CHALLENGE
Pictures aside, write out every record exactly as it appears.

DATA PROVIDED
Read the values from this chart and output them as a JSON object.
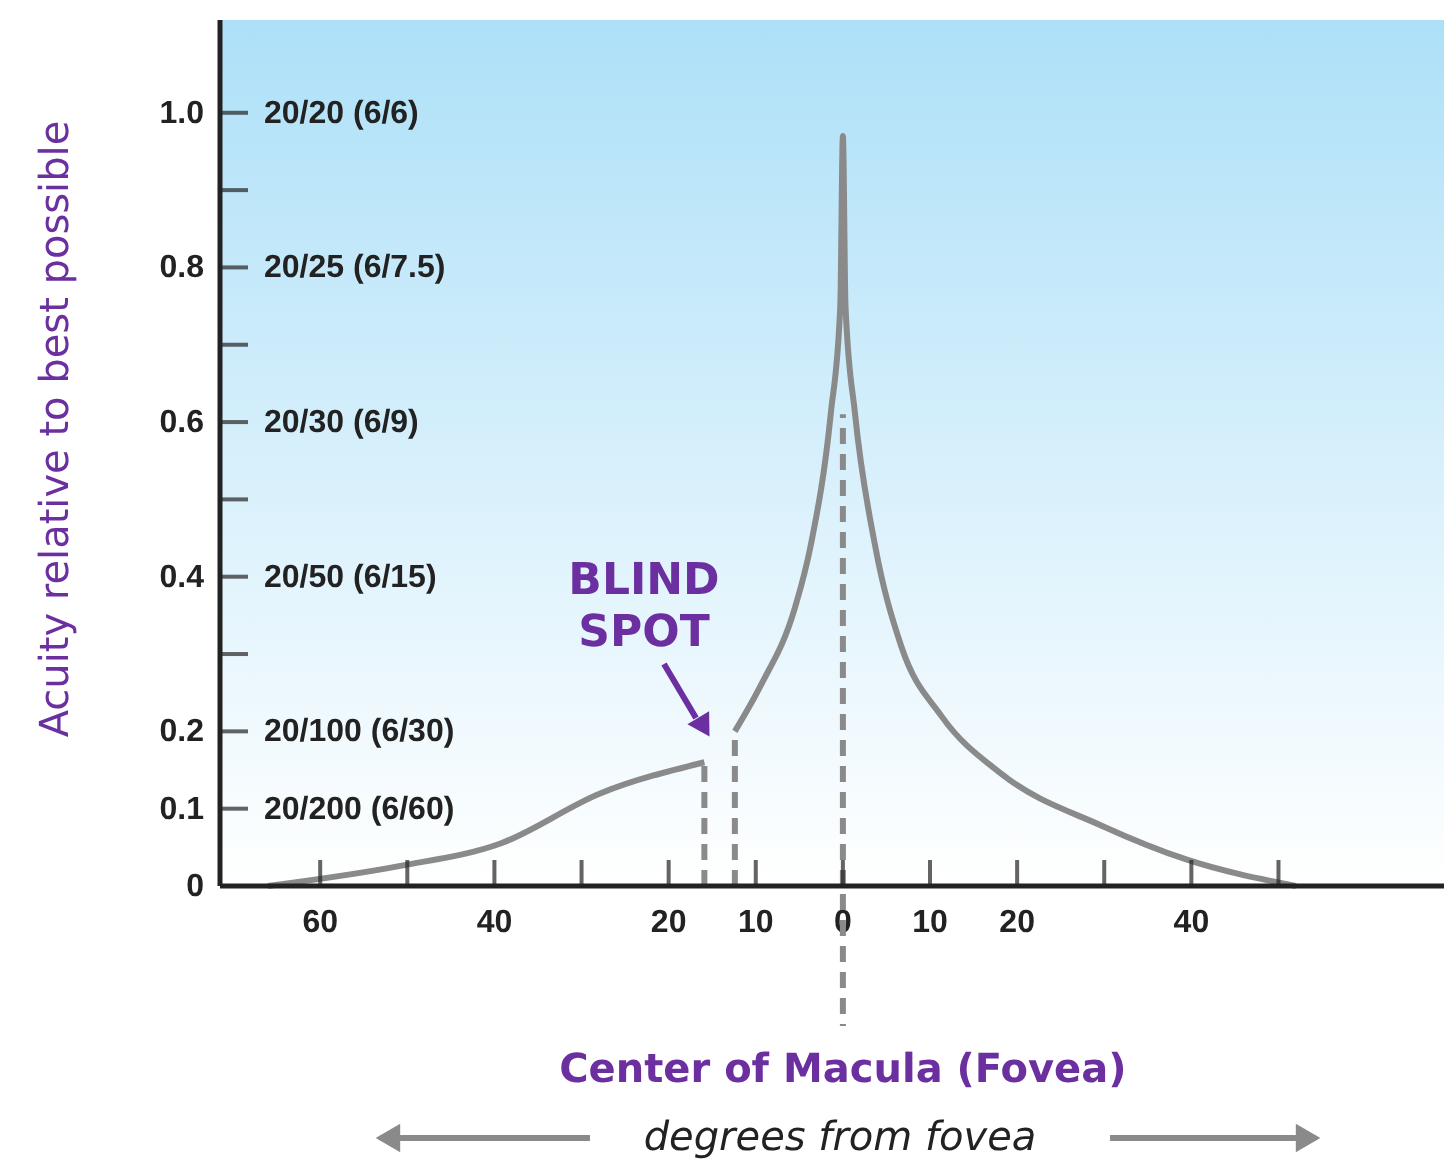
{
  "chart_data": {
    "type": "line",
    "xlabel": "degrees from fovea",
    "ylabel": "Acuity relative to best possible",
    "series": [
      {
        "color": "#8a8a8a",
        "line_style": "solid",
        "x": [
          -66,
          -50.8,
          -39.3,
          -27.8,
          -15.9,
          -14,
          -12.4,
          -9.4,
          -5.5,
          -3.7,
          -1.4,
          -0.3,
          0,
          0.3,
          1.4,
          3.7,
          6.7,
          11.3,
          18.2,
          29.7,
          39.5,
          52
        ],
        "values": [
          0,
          0.026,
          0.055,
          0.12,
          0.16,
          null,
          0.2,
          0.26,
          0.36,
          0.44,
          0.61,
          0.75,
          0.97,
          0.75,
          0.61,
          0.44,
          0.31,
          0.22,
          0.145,
          0.078,
          0.034,
          0
        ]
      },
      {
        "color": "#8a8a8a",
        "line_style": "dashed",
        "x": [
          -15.9,
          -15.9
        ],
        "values": [
          0,
          0.16
        ]
      },
      {
        "color": "#8a8a8a",
        "line_style": "dashed",
        "x": [
          -12.4,
          -12.4
        ],
        "values": [
          0,
          0.2
        ]
      },
      {
        "color": "#8a8a8a",
        "line_style": "dashed",
        "x": [
          0,
          0
        ],
        "values": [
          0,
          0.61
        ]
      }
    ],
    "xlim": [
      -71.5,
      69
    ],
    "xticks": [
      {
        "value": -60,
        "label": "60"
      },
      {
        "value": -50,
        "label": null
      },
      {
        "value": -40,
        "label": "40"
      },
      {
        "value": -30,
        "label": null
      },
      {
        "value": -20,
        "label": "20"
      },
      {
        "value": -10,
        "label": "10"
      },
      0,
      10,
      20,
      {
        "value": 30,
        "label": null
      },
      40,
      {
        "value": 50,
        "label": null
      }
    ],
    "ylim": [
      0,
      1.12
    ],
    "yticks": [
      0,
      0.1,
      0.2,
      {
        "value": 0.3,
        "label": null
      },
      0.4,
      {
        "value": 0.5,
        "label": null
      },
      0.6,
      {
        "value": 0.7,
        "label": null
      },
      0.8,
      {
        "value": 0.9,
        "label": null
      },
      {
        "value": 1.0,
        "label": "1.0"
      }
    ],
    "ref_lines": [
      {
        "axis": "x",
        "value": 0,
        "label": "Center of Macula (Fovea)",
        "color": "#8a8a8a",
        "line_style": "dashed"
      }
    ],
    "annotations": [
      "BLIND SPOT",
      "20/20 (6/6)",
      "20/25 (6/7.5)",
      "20/30 (6/9)",
      "20/50 (6/15)",
      "20/100 (6/30)",
      "20/200 (6/60)"
    ],
    "grid": false,
    "marker": "none"
  }
}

EXERCISE OUTPUT
Read the values from this chart and output them as a JSON object.
{
  "chart_data": {
    "type": "line",
    "xlabel": "degrees from fovea",
    "ylabel": "Acuity relative to best possible",
    "series": [
      {
        "color": "#8a8a8a",
        "line_style": "solid",
        "x": [
          -66,
          -50.8,
          -39.3,
          -27.8,
          -15.9,
          -14,
          -12.4,
          -9.4,
          -5.5,
          -3.7,
          -1.4,
          -0.3,
          0,
          0.3,
          1.4,
          3.7,
          6.7,
          11.3,
          18.2,
          29.7,
          39.5,
          52
        ],
        "values": [
          0,
          0.026,
          0.055,
          0.12,
          0.16,
          null,
          0.2,
          0.26,
          0.36,
          0.44,
          0.61,
          0.75,
          0.97,
          0.75,
          0.61,
          0.44,
          0.31,
          0.22,
          0.145,
          0.078,
          0.034,
          0
        ]
      },
      {
        "color": "#8a8a8a",
        "line_style": "dashed",
        "x": [
          -15.9,
          -15.9
        ],
        "values": [
          0,
          0.16
        ]
      },
      {
        "color": "#8a8a8a",
        "line_style": "dashed",
        "x": [
          -12.4,
          -12.4
        ],
        "values": [
          0,
          0.2
        ]
      },
      {
        "color": "#8a8a8a",
        "line_style": "dashed",
        "x": [
          0,
          0
        ],
        "values": [
          0,
          0.61
        ]
      }
    ],
    "xlim": [
      -71.5,
      69
    ],
    "xticks": [
      {
        "value": -60,
        "label": "60"
      },
      {
        "value": -50,
        "label": null
      },
      {
        "value": -40,
        "label": "40"
      },
      {
        "value": -30,
        "label": null
      },
      {
        "value": -20,
        "label": "20"
      },
      {
        "value": -10,
        "label": "10"
      },
      0,
      10,
      20,
      {
        "value": 30,
        "label": null
      },
      40,
      {
        "value": 50,
        "label": null
      }
    ],
    "ylim": [
      0,
      1.12
    ],
    "yticks": [
      0,
      0.1,
      0.2,
      {
        "value": 0.3,
        "label": null
      },
      0.4,
      {
        "value": 0.5,
        "label": null
      },
      0.6,
      {
        "value": 0.7,
        "label": null
      },
      0.8,
      {
        "value": 0.9,
        "label": null
      },
      {
        "value": 1.0,
        "label": "1.0"
      }
    ],
    "ref_lines": [
      {
        "axis": "x",
        "value": 0,
        "label": "Center of Macula (Fovea)",
        "color": "#8a8a8a",
        "line_style": "dashed"
      }
    ],
    "annotations": [
      "BLIND SPOT",
      "20/20 (6/6)",
      "20/25 (6/7.5)",
      "20/30 (6/9)",
      "20/50 (6/15)",
      "20/100 (6/30)",
      "20/200 (6/60)"
    ],
    "grid": false,
    "marker": "none"
  }
}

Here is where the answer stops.